▶ SET TASK
Write out all of the records precisely. Skip anything that is a picture.
———
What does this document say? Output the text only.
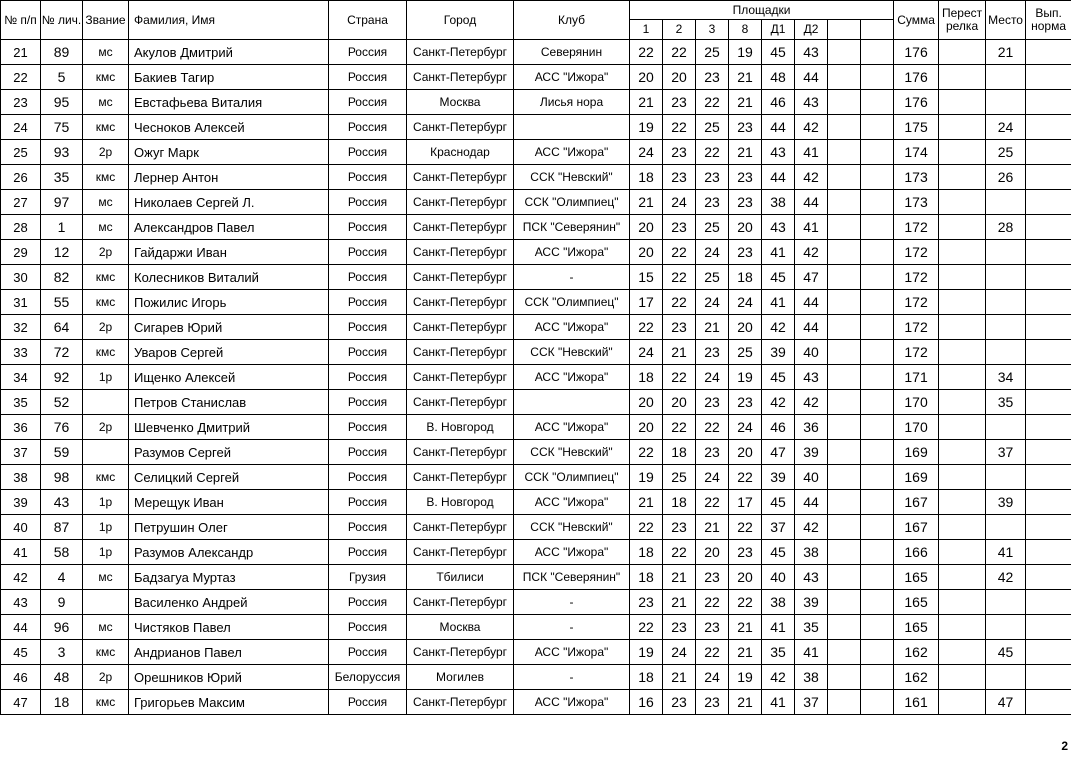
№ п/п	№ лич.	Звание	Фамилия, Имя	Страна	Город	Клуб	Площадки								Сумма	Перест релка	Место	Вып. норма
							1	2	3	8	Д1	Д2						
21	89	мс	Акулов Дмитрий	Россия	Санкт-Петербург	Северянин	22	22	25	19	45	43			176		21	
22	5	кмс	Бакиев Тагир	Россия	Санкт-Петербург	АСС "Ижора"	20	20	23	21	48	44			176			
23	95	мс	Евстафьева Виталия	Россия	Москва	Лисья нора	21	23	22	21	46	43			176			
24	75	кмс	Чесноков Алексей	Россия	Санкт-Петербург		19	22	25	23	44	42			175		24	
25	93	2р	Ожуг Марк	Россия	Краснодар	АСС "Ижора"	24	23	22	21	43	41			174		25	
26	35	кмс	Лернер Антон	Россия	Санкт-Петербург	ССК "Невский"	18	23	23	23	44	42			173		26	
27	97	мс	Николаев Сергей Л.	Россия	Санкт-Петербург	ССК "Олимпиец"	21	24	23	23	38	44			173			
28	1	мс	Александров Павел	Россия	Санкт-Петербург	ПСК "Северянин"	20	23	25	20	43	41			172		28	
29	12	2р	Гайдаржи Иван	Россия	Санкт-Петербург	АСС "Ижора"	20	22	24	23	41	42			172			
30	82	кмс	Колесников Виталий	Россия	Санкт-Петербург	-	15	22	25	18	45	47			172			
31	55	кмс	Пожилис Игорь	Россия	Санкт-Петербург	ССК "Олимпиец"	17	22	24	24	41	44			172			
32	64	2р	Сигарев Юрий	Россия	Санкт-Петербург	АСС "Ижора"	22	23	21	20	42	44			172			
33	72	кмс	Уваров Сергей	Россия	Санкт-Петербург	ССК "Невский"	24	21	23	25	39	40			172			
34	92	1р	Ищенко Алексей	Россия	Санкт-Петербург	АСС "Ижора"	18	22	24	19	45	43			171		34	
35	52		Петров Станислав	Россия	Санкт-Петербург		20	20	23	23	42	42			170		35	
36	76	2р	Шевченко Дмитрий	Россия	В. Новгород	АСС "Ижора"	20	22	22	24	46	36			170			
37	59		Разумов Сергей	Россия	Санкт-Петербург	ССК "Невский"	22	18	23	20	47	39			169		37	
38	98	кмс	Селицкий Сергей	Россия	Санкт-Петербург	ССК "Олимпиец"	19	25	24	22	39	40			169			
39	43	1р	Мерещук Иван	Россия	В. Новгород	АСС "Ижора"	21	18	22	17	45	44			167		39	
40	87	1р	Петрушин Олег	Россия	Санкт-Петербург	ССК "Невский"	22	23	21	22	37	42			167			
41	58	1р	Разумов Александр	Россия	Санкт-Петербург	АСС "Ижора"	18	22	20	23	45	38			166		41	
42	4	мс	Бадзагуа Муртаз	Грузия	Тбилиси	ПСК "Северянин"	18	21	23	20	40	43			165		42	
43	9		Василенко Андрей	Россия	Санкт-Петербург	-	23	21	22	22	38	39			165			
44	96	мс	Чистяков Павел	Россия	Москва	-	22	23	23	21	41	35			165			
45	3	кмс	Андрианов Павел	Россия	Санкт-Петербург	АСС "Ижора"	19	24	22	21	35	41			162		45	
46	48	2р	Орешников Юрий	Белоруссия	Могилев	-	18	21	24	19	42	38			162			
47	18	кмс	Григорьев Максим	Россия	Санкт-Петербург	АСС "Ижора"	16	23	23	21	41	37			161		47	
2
———
▶ ANSWER TO THE EXERCISE
What does this document say? Output the text only.
№ п/п	№ лич.	Звание	Фамилия, Имя	Страна	Город	Клуб	Площадки								Сумма	Перест релка	Место	Вып. норма
							1	2	3	8	Д1	Д2						
21	89	мс	Акулов Дмитрий	Россия	Санкт-Петербург	Северянин	22	22	25	19	45	43			176		21	
22	5	кмс	Бакиев Тагир	Россия	Санкт-Петербург	АСС "Ижора"	20	20	23	21	48	44			176			
23	95	мс	Евстафьева Виталия	Россия	Москва	Лисья нора	21	23	22	21	46	43			176			
24	75	кмс	Чесноков Алексей	Россия	Санкт-Петербург		19	22	25	23	44	42			175		24	
25	93	2р	Ожуг Марк	Россия	Краснодар	АСС "Ижора"	24	23	22	21	43	41			174		25	
26	35	кмс	Лернер Антон	Россия	Санкт-Петербург	ССК "Невский"	18	23	23	23	44	42			173		26	
27	97	мс	Николаев Сергей Л.	Россия	Санкт-Петербург	ССК "Олимпиец"	21	24	23	23	38	44			173			
28	1	мс	Александров Павел	Россия	Санкт-Петербург	ПСК "Северянин"	20	23	25	20	43	41			172		28	
29	12	2р	Гайдаржи Иван	Россия	Санкт-Петербург	АСС "Ижора"	20	22	24	23	41	42			172			
30	82	кмс	Колесников Виталий	Россия	Санкт-Петербург	-	15	22	25	18	45	47			172			
31	55	кмс	Пожилис Игорь	Россия	Санкт-Петербург	ССК "Олимпиец"	17	22	24	24	41	44			172			
32	64	2р	Сигарев Юрий	Россия	Санкт-Петербург	АСС "Ижора"	22	23	21	20	42	44			172			
33	72	кмс	Уваров Сергей	Россия	Санкт-Петербург	ССК "Невский"	24	21	23	25	39	40			172			
34	92	1р	Ищенко Алексей	Россия	Санкт-Петербург	АСС "Ижора"	18	22	24	19	45	43			171		34	
35	52		Петров Станислав	Россия	Санкт-Петербург		20	20	23	23	42	42			170		35	
36	76	2р	Шевченко Дмитрий	Россия	В. Новгород	АСС "Ижора"	20	22	22	24	46	36			170			
37	59		Разумов Сергей	Россия	Санкт-Петербург	ССК "Невский"	22	18	23	20	47	39			169		37	
38	98	кмс	Селицкий Сергей	Россия	Санкт-Петербург	ССК "Олимпиец"	19	25	24	22	39	40			169			
39	43	1р	Мерещук Иван	Россия	В. Новгород	АСС "Ижора"	21	18	22	17	45	44			167		39	
40	87	1р	Петрушин Олег	Россия	Санкт-Петербург	ССК "Невский"	22	23	21	22	37	42			167			
41	58	1р	Разумов Александр	Россия	Санкт-Петербург	АСС "Ижора"	18	22	20	23	45	38			166		41	
42	4	мс	Бадзагуа Муртаз	Грузия	Тбилиси	ПСК "Северянин"	18	21	23	20	40	43			165		42	
43	9		Василенко Андрей	Россия	Санкт-Петербург	-	23	21	22	22	38	39			165			
44	96	мс	Чистяков Павел	Россия	Москва	-	22	23	23	21	41	35			165			
45	3	кмс	Андрианов Павел	Россия	Санкт-Петербург	АСС "Ижора"	19	24	22	21	35	41			162		45	
46	48	2р	Орешников Юрий	Белоруссия	Могилев	-	18	21	24	19	42	38			162			
47	18	кмс	Григорьев Максим	Россия	Санкт-Петербург	АСС "Ижора"	16	23	23	21	41	37			161		47	
2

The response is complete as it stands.